Exercise:
Return every entry exactly as written.

(Records about charts and figures)
——————————
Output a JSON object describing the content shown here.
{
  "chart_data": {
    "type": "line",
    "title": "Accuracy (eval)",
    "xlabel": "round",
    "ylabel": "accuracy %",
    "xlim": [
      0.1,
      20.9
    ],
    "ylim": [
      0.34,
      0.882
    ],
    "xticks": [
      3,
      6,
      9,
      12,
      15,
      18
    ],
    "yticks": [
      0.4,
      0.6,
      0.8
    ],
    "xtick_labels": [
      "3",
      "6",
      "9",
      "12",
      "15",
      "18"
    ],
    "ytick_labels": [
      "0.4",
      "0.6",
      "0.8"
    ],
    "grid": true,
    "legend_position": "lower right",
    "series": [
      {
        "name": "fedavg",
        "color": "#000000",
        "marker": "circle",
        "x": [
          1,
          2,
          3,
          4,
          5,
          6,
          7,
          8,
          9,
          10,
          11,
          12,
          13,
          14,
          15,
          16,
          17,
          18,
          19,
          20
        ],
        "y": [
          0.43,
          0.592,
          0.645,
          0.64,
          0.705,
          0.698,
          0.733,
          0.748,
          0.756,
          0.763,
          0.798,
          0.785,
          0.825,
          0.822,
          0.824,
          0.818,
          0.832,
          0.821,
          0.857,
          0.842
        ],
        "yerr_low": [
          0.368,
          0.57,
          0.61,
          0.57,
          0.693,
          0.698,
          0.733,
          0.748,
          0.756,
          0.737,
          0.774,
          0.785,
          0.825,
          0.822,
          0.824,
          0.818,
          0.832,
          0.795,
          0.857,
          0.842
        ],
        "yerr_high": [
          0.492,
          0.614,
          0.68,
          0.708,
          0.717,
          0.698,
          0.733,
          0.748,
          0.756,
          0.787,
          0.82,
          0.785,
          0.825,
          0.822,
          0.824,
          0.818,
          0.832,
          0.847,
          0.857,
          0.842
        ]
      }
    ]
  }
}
——————————
Worked answer:
Output a JSON object describing the content shown here.
{
  "chart_data": {
    "type": "line",
    "title": "Accuracy (eval)",
    "xlabel": "round",
    "ylabel": "accuracy %",
    "xlim": [
      0.1,
      20.9
    ],
    "ylim": [
      0.34,
      0.882
    ],
    "xticks": [
      3,
      6,
      9,
      12,
      15,
      18
    ],
    "yticks": [
      0.4,
      0.6,
      0.8
    ],
    "xtick_labels": [
      "3",
      "6",
      "9",
      "12",
      "15",
      "18"
    ],
    "ytick_labels": [
      "0.4",
      "0.6",
      "0.8"
    ],
    "grid": true,
    "legend_position": "lower right",
    "series": [
      {
        "name": "fedavg",
        "color": "#000000",
        "marker": "circle",
        "x": [
          1,
          2,
          3,
          4,
          5,
          6,
          7,
          8,
          9,
          10,
          11,
          12,
          13,
          14,
          15,
          16,
          17,
          18,
          19,
          20
        ],
        "y": [
          0.43,
          0.592,
          0.645,
          0.64,
          0.705,
          0.698,
          0.733,
          0.748,
          0.756,
          0.763,
          0.798,
          0.785,
          0.825,
          0.822,
          0.824,
          0.818,
          0.832,
          0.821,
          0.857,
          0.842
        ],
        "yerr_low": [
          0.368,
          0.57,
          0.61,
          0.57,
          0.693,
          0.698,
          0.733,
          0.748,
          0.756,
          0.737,
          0.774,
          0.785,
          0.825,
          0.822,
          0.824,
          0.818,
          0.832,
          0.795,
          0.857,
          0.842
        ],
        "yerr_high": [
          0.492,
          0.614,
          0.68,
          0.708,
          0.717,
          0.698,
          0.733,
          0.748,
          0.756,
          0.787,
          0.82,
          0.785,
          0.825,
          0.822,
          0.824,
          0.818,
          0.832,
          0.847,
          0.857,
          0.842
        ]
      }
    ]
  }
}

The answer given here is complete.